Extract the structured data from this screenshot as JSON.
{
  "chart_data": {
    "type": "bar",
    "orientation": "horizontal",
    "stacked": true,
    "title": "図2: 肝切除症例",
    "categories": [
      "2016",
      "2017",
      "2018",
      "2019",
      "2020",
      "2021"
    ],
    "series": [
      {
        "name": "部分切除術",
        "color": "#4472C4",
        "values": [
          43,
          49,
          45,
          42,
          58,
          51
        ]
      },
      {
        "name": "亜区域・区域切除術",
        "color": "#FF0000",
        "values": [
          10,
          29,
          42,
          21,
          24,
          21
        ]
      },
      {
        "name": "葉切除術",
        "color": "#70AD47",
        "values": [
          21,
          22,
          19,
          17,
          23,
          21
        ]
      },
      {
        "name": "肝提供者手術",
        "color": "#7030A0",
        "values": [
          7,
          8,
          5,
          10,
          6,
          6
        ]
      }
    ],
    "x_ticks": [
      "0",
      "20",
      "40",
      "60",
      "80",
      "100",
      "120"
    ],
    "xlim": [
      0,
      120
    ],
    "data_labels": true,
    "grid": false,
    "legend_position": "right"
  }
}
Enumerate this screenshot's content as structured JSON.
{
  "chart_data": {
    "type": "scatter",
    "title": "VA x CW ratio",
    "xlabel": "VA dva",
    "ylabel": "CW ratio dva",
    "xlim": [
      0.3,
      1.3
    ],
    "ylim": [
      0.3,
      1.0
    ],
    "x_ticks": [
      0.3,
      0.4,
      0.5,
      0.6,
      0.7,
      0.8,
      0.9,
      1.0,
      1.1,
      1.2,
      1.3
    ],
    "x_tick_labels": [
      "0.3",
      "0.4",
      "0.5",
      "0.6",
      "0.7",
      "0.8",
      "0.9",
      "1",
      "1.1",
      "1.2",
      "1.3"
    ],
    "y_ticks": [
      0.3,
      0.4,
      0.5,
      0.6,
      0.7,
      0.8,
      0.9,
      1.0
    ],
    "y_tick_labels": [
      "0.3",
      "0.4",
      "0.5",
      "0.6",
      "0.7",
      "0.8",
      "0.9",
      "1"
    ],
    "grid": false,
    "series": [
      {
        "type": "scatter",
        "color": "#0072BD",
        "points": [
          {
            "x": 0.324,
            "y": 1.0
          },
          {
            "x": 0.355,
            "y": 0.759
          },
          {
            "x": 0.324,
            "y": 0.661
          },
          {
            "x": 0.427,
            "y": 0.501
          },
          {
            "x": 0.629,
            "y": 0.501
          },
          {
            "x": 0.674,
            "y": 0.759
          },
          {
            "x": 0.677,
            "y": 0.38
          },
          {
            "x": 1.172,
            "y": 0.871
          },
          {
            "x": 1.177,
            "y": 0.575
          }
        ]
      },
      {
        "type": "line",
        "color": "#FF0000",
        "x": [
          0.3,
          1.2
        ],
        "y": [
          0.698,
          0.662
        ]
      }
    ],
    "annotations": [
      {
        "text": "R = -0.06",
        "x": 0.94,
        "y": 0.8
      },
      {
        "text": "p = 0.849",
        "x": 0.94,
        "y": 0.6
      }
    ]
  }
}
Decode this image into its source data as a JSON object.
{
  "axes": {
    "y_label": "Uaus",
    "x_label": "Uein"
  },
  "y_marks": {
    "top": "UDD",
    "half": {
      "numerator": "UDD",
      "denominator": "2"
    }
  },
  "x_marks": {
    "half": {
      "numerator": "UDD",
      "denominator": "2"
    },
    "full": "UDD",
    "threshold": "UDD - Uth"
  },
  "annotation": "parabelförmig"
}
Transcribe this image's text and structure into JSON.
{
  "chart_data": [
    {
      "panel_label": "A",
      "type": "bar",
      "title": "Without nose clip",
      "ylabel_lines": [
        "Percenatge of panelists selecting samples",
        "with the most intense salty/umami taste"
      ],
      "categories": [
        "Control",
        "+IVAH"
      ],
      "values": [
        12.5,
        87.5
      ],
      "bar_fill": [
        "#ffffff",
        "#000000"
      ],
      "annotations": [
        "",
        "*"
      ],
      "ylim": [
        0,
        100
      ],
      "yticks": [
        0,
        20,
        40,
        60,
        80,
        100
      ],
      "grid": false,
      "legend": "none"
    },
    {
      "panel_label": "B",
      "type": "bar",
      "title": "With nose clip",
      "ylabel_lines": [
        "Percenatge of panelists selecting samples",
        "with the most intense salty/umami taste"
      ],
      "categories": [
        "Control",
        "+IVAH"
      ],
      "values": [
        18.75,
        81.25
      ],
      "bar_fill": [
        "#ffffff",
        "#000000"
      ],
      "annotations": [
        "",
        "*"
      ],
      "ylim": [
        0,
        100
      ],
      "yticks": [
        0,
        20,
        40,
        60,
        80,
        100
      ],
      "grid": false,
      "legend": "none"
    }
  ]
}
======
DIRECTIONS FOR THIS TASK:
Every record should be repeated exactly; please leave none out.

RESPONSE TO THIS TASK:
Extract the structured data from this screenshot as JSON.
{
  "chart_data": {
    "type": "bar",
    "orientation": "horizontal",
    "stacked": true,
    "title": "図2: 肝切除症例",
    "categories": [
      "2016",
      "2017",
      "2018",
      "2019",
      "2020",
      "2021"
    ],
    "series": [
      {
        "name": "部分切除術",
        "color": "#4472C4",
        "values": [
          43,
          49,
          45,
          42,
          58,
          51
        ]
      },
      {
        "name": "亜区域・区域切除術",
        "color": "#FF0000",
        "values": [
          10,
          29,
          42,
          21,
          24,
          21
        ]
      },
      {
        "name": "葉切除術",
        "color": "#70AD47",
        "values": [
          21,
          22,
          19,
          17,
          23,
          21
        ]
      },
      {
        "name": "肝提供者手術",
        "color": "#7030A0",
        "values": [
          7,
          8,
          5,
          10,
          6,
          6
        ]
      }
    ],
    "x_ticks": [
      "0",
      "20",
      "40",
      "60",
      "80",
      "100",
      "120"
    ],
    "xlim": [
      0,
      120
    ],
    "data_labels": true,
    "grid": false,
    "legend_position": "right"
  }
}
Enumerate this screenshot's content as structured JSON.
{
  "chart_data": {
    "type": "scatter",
    "title": "VA x CW ratio",
    "xlabel": "VA dva",
    "ylabel": "CW ratio dva",
    "xlim": [
      0.3,
      1.3
    ],
    "ylim": [
      0.3,
      1.0
    ],
    "x_ticks": [
      0.3,
      0.4,
      0.5,
      0.6,
      0.7,
      0.8,
      0.9,
      1.0,
      1.1,
      1.2,
      1.3
    ],
    "x_tick_labels": [
      "0.3",
      "0.4",
      "0.5",
      "0.6",
      "0.7",
      "0.8",
      "0.9",
      "1",
      "1.1",
      "1.2",
      "1.3"
    ],
    "y_ticks": [
      0.3,
      0.4,
      0.5,
      0.6,
      0.7,
      0.8,
      0.9,
      1.0
    ],
    "y_tick_labels": [
      "0.3",
      "0.4",
      "0.5",
      "0.6",
      "0.7",
      "0.8",
      "0.9",
      "1"
    ],
    "grid": false,
    "series": [
      {
        "type": "scatter",
        "color": "#0072BD",
        "points": [
          {
            "x": 0.324,
            "y": 1.0
          },
          {
            "x": 0.355,
            "y": 0.759
          },
          {
            "x": 0.324,
            "y": 0.661
          },
          {
            "x": 0.427,
            "y": 0.501
          },
          {
            "x": 0.629,
            "y": 0.501
          },
          {
            "x": 0.674,
            "y": 0.759
          },
          {
            "x": 0.677,
            "y": 0.38
          },
          {
            "x": 1.172,
            "y": 0.871
          },
          {
            "x": 1.177,
            "y": 0.575
          }
        ]
      },
      {
        "type": "line",
        "color": "#FF0000",
        "x": [
          0.3,
          1.2
        ],
        "y": [
          0.698,
          0.662
        ]
      }
    ],
    "annotations": [
      {
        "text": "R = -0.06",
        "x": 0.94,
        "y": 0.8
      },
      {
        "text": "p = 0.849",
        "x": 0.94,
        "y": 0.6
      }
    ]
  }
}
Decode this image into its source data as a JSON object.
{
  "axes": {
    "y_label": "Uaus",
    "x_label": "Uein"
  },
  "y_marks": {
    "top": "UDD",
    "half": {
      "numerator": "UDD",
      "denominator": "2"
    }
  },
  "x_marks": {
    "half": {
      "numerator": "UDD",
      "denominator": "2"
    },
    "full": "UDD",
    "threshold": "UDD - Uth"
  },
  "annotation": "parabelförmig"
}
Transcribe this image's text and structure into JSON.
{
  "chart_data": [
    {
      "panel_label": "A",
      "type": "bar",
      "title": "Without nose clip",
      "ylabel_lines": [
        "Percenatge of panelists selecting samples",
        "with the most intense salty/umami taste"
      ],
      "categories": [
        "Control",
        "+IVAH"
      ],
      "values": [
        12.5,
        87.5
      ],
      "bar_fill": [
        "#ffffff",
        "#000000"
      ],
      "annotations": [
        "",
        "*"
      ],
      "ylim": [
        0,
        100
      ],
      "yticks": [
        0,
        20,
        40,
        60,
        80,
        100
      ],
      "grid": false,
      "legend": "none"
    },
    {
      "panel_label": "B",
      "type": "bar",
      "title": "With nose clip",
      "ylabel_lines": [
        "Percenatge of panelists selecting samples",
        "with the most intense salty/umami taste"
      ],
      "categories": [
        "Control",
        "+IVAH"
      ],
      "values": [
        18.75,
        81.25
      ],
      "bar_fill": [
        "#ffffff",
        "#000000"
      ],
      "annotations": [
        "",
        "*"
      ],
      "ylim": [
        0,
        100
      ],
      "yticks": [
        0,
        20,
        40,
        60,
        80,
        100
      ],
      "grid": false,
      "legend": "none"
    }
  ]
}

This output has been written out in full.